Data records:
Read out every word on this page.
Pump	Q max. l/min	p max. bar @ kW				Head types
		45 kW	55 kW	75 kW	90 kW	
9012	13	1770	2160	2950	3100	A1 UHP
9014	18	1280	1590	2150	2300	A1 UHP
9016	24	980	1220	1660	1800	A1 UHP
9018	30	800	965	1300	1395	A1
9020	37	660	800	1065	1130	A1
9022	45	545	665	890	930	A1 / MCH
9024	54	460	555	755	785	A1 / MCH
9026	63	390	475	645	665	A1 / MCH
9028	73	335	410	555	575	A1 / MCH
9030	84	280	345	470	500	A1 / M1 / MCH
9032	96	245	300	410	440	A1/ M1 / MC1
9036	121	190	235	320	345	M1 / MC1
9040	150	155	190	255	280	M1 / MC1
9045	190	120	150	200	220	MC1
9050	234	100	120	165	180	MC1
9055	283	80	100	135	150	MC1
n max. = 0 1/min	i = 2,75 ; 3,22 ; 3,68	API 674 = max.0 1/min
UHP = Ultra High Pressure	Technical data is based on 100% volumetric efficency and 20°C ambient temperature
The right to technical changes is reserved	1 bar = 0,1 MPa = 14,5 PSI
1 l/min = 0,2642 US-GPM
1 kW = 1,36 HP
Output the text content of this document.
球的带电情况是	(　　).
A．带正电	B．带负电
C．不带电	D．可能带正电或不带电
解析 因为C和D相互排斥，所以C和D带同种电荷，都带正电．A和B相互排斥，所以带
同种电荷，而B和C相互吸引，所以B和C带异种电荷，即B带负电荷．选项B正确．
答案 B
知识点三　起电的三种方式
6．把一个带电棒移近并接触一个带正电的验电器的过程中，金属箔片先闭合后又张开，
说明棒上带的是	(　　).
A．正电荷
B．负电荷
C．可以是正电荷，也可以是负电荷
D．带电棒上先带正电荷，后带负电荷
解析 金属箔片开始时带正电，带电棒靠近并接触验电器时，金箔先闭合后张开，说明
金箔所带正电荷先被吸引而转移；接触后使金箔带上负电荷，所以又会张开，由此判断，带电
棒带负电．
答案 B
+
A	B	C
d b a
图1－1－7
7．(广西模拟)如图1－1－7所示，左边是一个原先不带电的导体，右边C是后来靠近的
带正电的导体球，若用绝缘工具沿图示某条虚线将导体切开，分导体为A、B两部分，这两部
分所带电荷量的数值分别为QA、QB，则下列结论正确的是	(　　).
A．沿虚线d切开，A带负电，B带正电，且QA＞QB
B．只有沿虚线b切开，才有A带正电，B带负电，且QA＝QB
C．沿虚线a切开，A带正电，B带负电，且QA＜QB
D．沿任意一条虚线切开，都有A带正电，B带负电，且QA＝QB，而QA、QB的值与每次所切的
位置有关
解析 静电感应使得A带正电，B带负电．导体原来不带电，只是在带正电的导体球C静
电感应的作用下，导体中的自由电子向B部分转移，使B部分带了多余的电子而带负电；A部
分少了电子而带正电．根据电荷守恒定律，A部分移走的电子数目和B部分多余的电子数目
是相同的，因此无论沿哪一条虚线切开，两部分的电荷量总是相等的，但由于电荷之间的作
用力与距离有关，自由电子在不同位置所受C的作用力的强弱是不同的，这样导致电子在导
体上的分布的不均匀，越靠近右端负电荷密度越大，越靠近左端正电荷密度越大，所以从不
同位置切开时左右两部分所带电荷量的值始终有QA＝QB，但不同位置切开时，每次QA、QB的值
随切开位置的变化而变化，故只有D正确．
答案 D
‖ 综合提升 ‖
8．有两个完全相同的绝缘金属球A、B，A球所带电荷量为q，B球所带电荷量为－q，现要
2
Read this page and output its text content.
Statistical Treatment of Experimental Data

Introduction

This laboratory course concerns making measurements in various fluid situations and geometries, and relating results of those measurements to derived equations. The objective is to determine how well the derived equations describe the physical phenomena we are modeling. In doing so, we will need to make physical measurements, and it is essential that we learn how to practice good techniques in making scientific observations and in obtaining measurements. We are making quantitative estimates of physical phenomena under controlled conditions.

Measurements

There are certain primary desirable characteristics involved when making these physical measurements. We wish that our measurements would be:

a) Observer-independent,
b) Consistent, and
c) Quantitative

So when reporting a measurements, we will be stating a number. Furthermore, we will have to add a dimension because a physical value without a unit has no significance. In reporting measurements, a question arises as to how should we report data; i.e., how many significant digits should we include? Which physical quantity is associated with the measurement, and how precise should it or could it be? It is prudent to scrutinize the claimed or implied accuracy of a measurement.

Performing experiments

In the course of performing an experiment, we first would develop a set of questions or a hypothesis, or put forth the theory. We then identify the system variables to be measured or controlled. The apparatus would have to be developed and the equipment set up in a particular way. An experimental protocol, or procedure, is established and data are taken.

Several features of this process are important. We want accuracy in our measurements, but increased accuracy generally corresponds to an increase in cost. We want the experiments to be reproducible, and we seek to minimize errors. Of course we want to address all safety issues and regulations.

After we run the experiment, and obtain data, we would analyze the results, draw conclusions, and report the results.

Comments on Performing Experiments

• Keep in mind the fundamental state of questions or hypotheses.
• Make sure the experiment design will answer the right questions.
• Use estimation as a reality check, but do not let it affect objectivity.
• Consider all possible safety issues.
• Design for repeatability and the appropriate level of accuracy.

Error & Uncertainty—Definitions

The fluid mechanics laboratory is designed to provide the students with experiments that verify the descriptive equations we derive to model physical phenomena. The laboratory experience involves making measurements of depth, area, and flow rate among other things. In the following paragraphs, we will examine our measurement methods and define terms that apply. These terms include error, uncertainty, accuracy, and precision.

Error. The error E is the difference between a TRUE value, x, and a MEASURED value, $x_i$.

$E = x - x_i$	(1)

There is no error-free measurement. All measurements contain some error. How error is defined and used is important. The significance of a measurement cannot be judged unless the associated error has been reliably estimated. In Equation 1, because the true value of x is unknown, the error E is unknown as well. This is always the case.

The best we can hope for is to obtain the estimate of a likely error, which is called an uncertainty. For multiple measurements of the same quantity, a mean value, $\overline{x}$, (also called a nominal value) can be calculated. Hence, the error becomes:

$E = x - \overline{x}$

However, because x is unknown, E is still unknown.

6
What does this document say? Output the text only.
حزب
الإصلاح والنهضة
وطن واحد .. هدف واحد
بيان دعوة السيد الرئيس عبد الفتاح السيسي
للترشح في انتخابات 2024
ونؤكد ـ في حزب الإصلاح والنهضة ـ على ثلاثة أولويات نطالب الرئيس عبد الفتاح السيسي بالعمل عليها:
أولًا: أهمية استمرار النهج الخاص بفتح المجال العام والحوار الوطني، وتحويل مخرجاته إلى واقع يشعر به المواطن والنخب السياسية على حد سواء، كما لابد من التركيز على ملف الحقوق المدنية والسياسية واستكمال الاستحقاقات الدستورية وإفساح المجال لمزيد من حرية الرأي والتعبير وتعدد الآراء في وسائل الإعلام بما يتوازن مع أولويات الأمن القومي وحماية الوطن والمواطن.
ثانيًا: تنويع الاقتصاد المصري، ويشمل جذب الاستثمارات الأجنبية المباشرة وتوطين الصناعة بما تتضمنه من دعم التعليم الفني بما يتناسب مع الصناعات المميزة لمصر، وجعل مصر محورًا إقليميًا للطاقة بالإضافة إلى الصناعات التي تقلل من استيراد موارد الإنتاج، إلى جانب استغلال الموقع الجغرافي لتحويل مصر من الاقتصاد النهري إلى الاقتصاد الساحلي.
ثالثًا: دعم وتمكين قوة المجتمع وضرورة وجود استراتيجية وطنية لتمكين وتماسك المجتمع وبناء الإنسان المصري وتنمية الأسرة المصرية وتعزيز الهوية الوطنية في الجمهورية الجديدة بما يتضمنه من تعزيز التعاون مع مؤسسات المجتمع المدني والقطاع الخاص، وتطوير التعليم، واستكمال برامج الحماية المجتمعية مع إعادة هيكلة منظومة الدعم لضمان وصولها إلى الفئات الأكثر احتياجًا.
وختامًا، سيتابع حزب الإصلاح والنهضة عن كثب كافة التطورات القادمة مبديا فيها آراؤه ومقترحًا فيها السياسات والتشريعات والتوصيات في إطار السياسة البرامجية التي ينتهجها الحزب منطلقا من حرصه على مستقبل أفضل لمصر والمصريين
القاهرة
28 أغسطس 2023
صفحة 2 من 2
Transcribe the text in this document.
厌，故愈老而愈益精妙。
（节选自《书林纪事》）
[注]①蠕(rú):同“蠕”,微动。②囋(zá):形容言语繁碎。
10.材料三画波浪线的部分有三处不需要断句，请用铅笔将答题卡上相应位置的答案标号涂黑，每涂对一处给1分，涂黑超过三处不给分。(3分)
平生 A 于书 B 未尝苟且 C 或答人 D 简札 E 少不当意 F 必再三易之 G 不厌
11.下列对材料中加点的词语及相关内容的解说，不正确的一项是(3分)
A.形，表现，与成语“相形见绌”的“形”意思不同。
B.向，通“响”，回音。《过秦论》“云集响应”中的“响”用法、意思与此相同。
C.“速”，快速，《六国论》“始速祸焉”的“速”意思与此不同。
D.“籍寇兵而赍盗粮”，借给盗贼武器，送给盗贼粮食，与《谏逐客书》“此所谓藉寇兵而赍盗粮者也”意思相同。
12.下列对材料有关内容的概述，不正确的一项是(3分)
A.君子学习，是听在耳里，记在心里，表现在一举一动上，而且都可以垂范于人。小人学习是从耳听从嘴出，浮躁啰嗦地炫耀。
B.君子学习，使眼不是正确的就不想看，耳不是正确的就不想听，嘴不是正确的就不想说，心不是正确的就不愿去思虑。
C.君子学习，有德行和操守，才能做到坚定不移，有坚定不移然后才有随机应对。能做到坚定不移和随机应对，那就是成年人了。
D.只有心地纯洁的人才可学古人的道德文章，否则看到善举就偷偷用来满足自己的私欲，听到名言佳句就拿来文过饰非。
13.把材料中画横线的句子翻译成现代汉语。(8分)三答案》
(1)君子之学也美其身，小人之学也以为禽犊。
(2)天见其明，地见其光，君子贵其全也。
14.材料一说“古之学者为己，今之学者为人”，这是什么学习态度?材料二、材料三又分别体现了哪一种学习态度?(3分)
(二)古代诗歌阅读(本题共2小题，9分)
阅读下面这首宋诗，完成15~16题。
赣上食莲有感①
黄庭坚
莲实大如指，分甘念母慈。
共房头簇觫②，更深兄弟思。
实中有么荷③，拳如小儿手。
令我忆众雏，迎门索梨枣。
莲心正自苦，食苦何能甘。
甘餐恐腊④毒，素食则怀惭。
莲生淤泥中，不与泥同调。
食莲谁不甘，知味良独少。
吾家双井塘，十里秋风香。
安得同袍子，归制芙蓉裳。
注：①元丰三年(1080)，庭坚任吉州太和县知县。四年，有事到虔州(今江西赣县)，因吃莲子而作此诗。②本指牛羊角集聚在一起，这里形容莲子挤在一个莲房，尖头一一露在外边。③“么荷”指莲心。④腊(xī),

TASK DESCRIPTION:
Working from the entries above, return all lines that contain "page".

CORRECT OUTPUT:
Read out every word on this page.
Read this page and output its text content.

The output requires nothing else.